- _Task requirements_:
All entries below are to be set down again, identical to the source.

- _Working data_:
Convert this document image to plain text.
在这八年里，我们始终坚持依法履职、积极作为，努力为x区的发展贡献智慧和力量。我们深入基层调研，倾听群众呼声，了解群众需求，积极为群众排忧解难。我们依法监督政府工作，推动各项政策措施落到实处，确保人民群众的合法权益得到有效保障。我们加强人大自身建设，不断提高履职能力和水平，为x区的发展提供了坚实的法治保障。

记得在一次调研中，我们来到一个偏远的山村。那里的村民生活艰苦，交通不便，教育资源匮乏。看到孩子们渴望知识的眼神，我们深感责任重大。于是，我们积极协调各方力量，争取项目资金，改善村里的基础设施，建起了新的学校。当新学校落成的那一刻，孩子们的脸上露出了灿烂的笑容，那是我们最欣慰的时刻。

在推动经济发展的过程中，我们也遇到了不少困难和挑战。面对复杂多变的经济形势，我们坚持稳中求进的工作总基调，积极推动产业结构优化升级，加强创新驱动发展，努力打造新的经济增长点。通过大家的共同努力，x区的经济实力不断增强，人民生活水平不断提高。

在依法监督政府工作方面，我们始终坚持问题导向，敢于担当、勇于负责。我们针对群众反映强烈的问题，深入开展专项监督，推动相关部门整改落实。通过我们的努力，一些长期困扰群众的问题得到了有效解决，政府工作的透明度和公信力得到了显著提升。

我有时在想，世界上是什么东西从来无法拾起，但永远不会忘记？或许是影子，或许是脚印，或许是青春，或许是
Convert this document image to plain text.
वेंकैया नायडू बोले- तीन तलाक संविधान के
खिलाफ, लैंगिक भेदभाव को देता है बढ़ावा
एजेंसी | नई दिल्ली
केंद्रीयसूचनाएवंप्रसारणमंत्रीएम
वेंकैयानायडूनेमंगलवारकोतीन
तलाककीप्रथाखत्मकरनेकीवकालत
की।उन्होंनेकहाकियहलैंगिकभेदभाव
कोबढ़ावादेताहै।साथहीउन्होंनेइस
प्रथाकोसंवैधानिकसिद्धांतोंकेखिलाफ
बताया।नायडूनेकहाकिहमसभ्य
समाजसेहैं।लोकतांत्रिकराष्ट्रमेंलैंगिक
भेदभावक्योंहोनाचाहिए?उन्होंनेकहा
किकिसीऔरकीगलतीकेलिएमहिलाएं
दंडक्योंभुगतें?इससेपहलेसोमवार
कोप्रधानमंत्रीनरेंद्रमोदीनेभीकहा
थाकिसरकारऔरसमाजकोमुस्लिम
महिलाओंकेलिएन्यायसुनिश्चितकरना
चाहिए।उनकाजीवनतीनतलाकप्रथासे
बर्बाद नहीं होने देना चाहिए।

- _Full answer_:
Convert this document image to plain text.
在这八年里，我们始终坚持依法履职、积极作为，努力为x区的发展贡献智慧和力量。我们深入基层调研，倾听群众呼声，了解群众需求，积极为群众排忧解难。我们依法监督政府工作，推动各项政策措施落到实处，确保人民群众的合法权益得到有效保障。我们加强人大自身建设，不断提高履职能力和水平，为x区的发展提供了坚实的法治保障。

记得在一次调研中，我们来到一个偏远的山村。那里的村民生活艰苦，交通不便，教育资源匮乏。看到孩子们渴望知识的眼神，我们深感责任重大。于是，我们积极协调各方力量，争取项目资金，改善村里的基础设施，建起了新的学校。当新学校落成的那一刻，孩子们的脸上露出了灿烂的笑容，那是我们最欣慰的时刻。

在推动经济发展的过程中，我们也遇到了不少困难和挑战。面对复杂多变的经济形势，我们坚持稳中求进的工作总基调，积极推动产业结构优化升级，加强创新驱动发展，努力打造新的经济增长点。通过大家的共同努力，x区的经济实力不断增强，人民生活水平不断提高。

在依法监督政府工作方面，我们始终坚持问题导向，敢于担当、勇于负责。我们针对群众反映强烈的问题，深入开展专项监督，推动相关部门整改落实。通过我们的努力，一些长期困扰群众的问题得到了有效解决，政府工作的透明度和公信力得到了显著提升。

我有时在想，世界上是什么东西从来无法拾起，但永远不会忘记？或许是影子，或许是脚印，或许是青春，或许是
Convert this document image to plain text.
वेंकैया नायडू बोले- तीन तलाक संविधान के
खिलाफ, लैंगिक भेदभाव को देता है बढ़ावा
एजेंसी | नई दिल्ली
केंद्रीयसूचनाएवंप्रसारणमंत्रीएम
वेंकैयानायडूनेमंगलवारकोतीन
तलाककीप्रथाखत्मकरनेकीवकालत
की।उन्होंनेकहाकियहलैंगिकभेदभाव
कोबढ़ावादेताहै।साथहीउन्होंनेइस
प्रथाकोसंवैधानिकसिद्धांतोंकेखिलाफ
बताया।नायडूनेकहाकिहमसभ्य
समाजसेहैं।लोकतांत्रिकराष्ट्रमेंलैंगिक
भेदभावक्योंहोनाचाहिए?उन्होंनेकहा
किकिसीऔरकीगलतीकेलिएमहिलाएं
दंडक्योंभुगतें?इससेपहलेसोमवार
कोप्रधानमंत्रीनरेंद्रमोदीनेभीकहा
थाकिसरकारऔरसमाजकोमुस्लिम
महिलाओंकेलिएन्यायसुनिश्चितकरना
चाहिए।उनकाजीवनतीनतलाकप्रथासे
बर्बाद नहीं होने देना चाहिए।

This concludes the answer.